> **SHORT TASK**: Where does the string "screenshot" appear in the records? Copy every line that contains it.

++++ DATA FOR PROCESSING

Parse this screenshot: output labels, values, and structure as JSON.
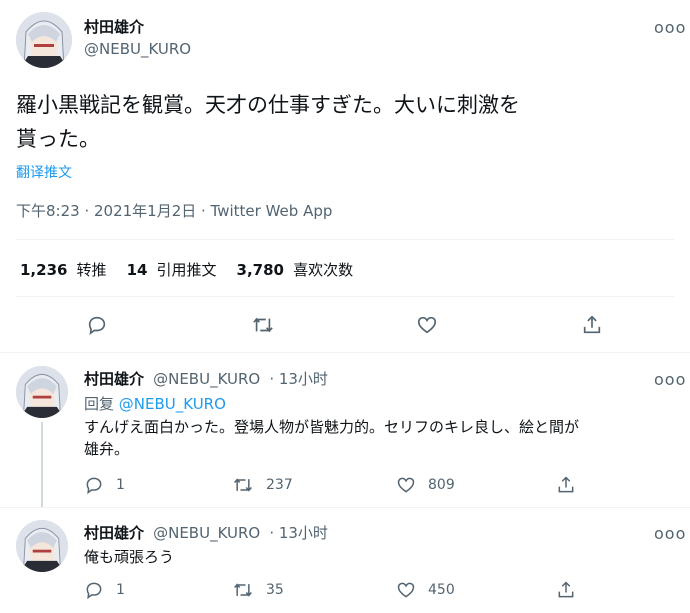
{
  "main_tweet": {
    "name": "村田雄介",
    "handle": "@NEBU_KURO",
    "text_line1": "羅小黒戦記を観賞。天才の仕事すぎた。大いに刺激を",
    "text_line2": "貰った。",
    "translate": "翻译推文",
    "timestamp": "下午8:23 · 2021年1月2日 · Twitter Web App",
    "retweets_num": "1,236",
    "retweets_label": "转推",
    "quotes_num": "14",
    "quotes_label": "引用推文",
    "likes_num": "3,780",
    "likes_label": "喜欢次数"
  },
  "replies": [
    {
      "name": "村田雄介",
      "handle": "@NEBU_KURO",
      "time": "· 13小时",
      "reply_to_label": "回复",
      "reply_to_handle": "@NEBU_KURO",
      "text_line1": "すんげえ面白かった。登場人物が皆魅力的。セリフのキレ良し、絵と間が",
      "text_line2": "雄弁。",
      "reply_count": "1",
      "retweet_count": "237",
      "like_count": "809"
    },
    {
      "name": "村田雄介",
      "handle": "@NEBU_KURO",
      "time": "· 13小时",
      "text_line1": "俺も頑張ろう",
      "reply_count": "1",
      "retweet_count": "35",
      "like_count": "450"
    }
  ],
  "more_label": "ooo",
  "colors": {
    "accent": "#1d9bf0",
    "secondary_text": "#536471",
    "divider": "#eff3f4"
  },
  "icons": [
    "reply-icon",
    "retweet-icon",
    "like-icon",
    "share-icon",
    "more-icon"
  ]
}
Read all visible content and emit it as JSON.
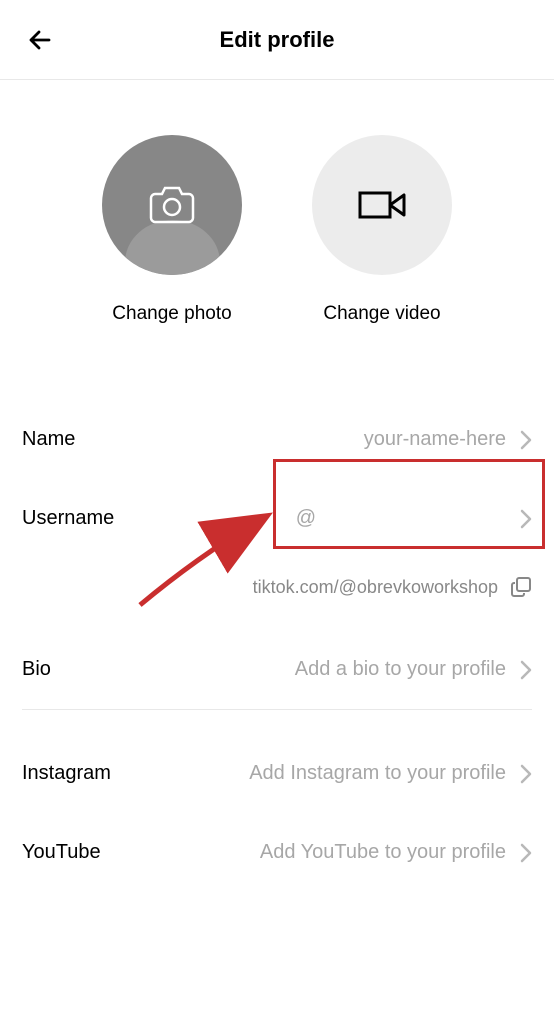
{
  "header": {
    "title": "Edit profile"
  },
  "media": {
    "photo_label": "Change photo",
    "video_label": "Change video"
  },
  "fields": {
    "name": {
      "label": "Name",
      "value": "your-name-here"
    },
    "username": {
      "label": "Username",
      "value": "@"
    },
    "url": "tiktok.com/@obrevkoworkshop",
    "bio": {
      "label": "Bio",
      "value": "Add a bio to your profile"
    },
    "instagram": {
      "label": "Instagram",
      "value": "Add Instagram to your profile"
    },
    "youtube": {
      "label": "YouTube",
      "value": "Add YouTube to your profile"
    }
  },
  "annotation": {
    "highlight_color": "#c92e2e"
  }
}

++++++++
++++ DATA FOR PROCESSING

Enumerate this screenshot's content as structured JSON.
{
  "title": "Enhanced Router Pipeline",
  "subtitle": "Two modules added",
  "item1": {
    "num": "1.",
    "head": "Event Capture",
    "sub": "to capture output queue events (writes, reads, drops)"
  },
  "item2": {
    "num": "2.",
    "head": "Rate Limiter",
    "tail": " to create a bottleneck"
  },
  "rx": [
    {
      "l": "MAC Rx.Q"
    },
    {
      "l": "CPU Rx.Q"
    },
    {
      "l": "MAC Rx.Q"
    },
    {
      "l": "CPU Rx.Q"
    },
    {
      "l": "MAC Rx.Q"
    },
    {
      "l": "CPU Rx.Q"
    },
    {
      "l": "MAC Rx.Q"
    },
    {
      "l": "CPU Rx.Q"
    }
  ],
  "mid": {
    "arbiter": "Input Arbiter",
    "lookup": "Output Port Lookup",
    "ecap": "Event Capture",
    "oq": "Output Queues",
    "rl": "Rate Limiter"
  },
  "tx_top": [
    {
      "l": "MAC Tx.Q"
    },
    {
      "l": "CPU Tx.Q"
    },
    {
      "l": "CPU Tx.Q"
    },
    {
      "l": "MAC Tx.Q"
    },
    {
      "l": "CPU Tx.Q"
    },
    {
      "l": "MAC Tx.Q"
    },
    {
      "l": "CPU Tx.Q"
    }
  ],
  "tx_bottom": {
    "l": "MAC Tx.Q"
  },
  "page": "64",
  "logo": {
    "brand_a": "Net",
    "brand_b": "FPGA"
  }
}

++++++++
++++ DATA FOR PROCESSING

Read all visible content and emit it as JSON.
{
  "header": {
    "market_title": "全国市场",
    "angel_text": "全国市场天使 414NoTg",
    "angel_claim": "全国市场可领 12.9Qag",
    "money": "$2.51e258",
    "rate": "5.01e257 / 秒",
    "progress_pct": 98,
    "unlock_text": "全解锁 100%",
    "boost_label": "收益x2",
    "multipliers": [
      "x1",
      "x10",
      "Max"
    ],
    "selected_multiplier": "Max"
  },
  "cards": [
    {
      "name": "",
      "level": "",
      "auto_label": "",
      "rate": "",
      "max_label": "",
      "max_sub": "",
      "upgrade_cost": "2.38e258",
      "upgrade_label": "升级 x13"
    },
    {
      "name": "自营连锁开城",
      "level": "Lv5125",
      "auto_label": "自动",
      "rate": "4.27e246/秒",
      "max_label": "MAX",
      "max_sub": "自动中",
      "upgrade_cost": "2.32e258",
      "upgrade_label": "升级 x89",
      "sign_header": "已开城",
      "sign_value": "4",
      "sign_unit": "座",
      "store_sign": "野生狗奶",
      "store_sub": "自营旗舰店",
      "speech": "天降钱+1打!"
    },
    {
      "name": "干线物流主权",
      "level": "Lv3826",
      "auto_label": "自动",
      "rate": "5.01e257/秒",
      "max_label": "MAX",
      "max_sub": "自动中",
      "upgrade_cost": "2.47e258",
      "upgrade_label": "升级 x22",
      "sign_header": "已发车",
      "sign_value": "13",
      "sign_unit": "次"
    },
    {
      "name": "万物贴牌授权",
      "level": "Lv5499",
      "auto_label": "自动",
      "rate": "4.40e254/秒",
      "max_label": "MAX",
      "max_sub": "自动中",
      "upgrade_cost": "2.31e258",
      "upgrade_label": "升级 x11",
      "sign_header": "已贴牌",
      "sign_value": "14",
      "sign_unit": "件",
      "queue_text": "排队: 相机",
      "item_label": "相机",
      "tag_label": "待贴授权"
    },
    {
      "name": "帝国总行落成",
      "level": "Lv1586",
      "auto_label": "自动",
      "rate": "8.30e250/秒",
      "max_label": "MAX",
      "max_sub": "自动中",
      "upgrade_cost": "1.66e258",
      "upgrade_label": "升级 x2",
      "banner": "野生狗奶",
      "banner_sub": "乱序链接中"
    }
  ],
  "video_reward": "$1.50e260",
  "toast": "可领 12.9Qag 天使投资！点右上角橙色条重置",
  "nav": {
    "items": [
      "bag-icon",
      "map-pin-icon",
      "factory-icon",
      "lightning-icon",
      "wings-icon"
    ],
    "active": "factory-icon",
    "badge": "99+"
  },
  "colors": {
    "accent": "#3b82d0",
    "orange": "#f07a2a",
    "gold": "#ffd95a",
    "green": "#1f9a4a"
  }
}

++++++++

> **SOLUTION**:
Parse this screenshot: output labels, values, and structure as JSON.
Enumerate this screenshot's content as structured JSON.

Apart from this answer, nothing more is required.